Saved data entries

# # # # #

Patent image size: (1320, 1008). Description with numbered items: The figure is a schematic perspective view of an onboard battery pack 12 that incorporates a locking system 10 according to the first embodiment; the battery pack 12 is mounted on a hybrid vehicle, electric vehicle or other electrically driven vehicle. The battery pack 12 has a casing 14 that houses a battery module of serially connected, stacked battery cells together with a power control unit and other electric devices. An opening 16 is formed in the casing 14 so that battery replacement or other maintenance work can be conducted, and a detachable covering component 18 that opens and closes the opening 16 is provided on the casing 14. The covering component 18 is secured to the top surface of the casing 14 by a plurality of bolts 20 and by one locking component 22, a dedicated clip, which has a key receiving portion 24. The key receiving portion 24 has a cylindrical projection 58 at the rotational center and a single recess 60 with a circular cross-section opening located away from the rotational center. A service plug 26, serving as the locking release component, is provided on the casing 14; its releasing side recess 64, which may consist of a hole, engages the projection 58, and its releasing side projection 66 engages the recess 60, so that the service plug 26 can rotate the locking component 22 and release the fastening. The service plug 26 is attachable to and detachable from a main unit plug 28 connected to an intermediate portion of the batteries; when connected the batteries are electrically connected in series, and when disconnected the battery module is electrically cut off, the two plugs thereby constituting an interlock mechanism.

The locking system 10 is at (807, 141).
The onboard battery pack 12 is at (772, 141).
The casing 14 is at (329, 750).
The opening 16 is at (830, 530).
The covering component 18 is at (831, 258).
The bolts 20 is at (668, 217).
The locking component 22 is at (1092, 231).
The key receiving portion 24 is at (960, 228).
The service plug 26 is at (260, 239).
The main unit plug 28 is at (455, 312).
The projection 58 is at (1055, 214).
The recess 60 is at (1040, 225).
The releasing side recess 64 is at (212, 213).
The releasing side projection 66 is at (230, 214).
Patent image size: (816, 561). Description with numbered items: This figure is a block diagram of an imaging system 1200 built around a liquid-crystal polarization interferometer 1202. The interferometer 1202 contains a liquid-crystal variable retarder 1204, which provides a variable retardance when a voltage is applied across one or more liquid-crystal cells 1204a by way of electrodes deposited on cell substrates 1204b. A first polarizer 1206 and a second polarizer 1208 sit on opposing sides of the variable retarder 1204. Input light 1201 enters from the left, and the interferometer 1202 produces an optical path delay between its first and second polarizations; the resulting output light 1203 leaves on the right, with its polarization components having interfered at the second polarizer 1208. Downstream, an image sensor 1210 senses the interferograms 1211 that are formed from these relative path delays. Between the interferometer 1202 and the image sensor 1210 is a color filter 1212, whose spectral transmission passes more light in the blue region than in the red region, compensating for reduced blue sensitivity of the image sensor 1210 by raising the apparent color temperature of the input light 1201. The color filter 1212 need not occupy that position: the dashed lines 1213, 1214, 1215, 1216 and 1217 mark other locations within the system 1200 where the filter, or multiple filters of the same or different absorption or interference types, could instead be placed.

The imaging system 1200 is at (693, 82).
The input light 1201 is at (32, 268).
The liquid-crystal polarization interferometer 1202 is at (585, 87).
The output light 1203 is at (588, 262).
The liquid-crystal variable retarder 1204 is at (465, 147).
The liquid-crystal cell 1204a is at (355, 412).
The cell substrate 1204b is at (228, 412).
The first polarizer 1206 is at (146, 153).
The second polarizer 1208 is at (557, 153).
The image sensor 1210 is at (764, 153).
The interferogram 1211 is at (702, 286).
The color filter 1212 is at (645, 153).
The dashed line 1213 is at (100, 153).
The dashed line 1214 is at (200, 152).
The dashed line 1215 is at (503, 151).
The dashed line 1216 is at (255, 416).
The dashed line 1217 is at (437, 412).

# # # # #

Copy each record above so that no word or mark differs.

Answer box:
Patent image size: (1320, 1008). Description with numbered items: The figure is a schematic perspective view of an onboard battery pack 12 that incorporates a locking system 10 according to the first embodiment; the battery pack 12 is mounted on a hybrid vehicle, electric vehicle or other electrically driven vehicle. The battery pack 12 has a casing 14 that houses a battery module of serially connected, stacked battery cells together with a power control unit and other electric devices. An opening 16 is formed in the casing 14 so that battery replacement or other maintenance work can be conducted, and a detachable covering component 18 that opens and closes the opening 16 is provided on the casing 14. The covering component 18 is secured to the top surface of the casing 14 by a plurality of bolts 20 and by one locking component 22, a dedicated clip, which has a key receiving portion 24. The key receiving portion 24 has a cylindrical projection 58 at the rotational center and a single recess 60 with a circular cross-section opening located away from the rotational center. A service plug 26, serving as the locking release component, is provided on the casing 14; its releasing side recess 64, which may consist of a hole, engages the projection 58, and its releasing side projection 66 engages the recess 60, so that the service plug 26 can rotate the locking component 22 and release the fastening. The service plug 26 is attachable to and detachable from a main unit plug 28 connected to an intermediate portion of the batteries; when connected the batteries are electrically connected in series, and when disconnected the battery module is electrically cut off, the two plugs thereby constituting an interlock mechanism.

The locking system 10 is at (807, 141).
The onboard battery pack 12 is at (772, 141).
The casing 14 is at (329, 750).
The opening 16 is at (830, 530).
The covering component 18 is at (831, 258).
The bolts 20 is at (668, 217).
The locking component 22 is at (1092, 231).
The key receiving portion 24 is at (960, 228).
The service plug 26 is at (260, 239).
The main unit plug 28 is at (455, 312).
The projection 58 is at (1055, 214).
The recess 60 is at (1040, 225).
The releasing side recess 64 is at (212, 213).
The releasing side projection 66 is at (230, 214).
Patent image size: (816, 561). Description with numbered items: This figure is a block diagram of an imaging system 1200 built around a liquid-crystal polarization interferometer 1202. The interferometer 1202 contains a liquid-crystal variable retarder 1204, which provides a variable retardance when a voltage is applied across one or more liquid-crystal cells 1204a by way of electrodes deposited on cell substrates 1204b. A first polarizer 1206 and a second polarizer 1208 sit on opposing sides of the variable retarder 1204. Input light 1201 enters from the left, and the interferometer 1202 produces an optical path delay between its first and second polarizations; the resulting output light 1203 leaves on the right, with its polarization components having interfered at the second polarizer 1208. Downstream, an image sensor 1210 senses the interferograms 1211 that are formed from these relative path delays. Between the interferometer 1202 and the image sensor 1210 is a color filter 1212, whose spectral transmission passes more light in the blue region than in the red region, compensating for reduced blue sensitivity of the image sensor 1210 by raising the apparent color temperature of the input light 1201. The color filter 1212 need not occupy that position: the dashed lines 1213, 1214, 1215, 1216 and 1217 mark other locations within the system 1200 where the filter, or multiple filters of the same or different absorption or interference types, could instead be placed.

The imaging system 1200 is at (693, 82).
The input light 1201 is at (32, 268).
The liquid-crystal polarization interferometer 1202 is at (585, 87).
The output light 1203 is at (588, 262).
The liquid-crystal variable retarder 1204 is at (465, 147).
The liquid-crystal cell 1204a is at (355, 412).
The cell substrate 1204b is at (228, 412).
The first polarizer 1206 is at (146, 153).
The second polarizer 1208 is at (557, 153).
The image sensor 1210 is at (764, 153).
The interferogram 1211 is at (702, 286).
The color filter 1212 is at (645, 153).
The dashed line 1213 is at (100, 153).
The dashed line 1214 is at (200, 152).
The dashed line 1215 is at (503, 151).
The dashed line 1216 is at (255, 416).
The dashed line 1217 is at (437, 412).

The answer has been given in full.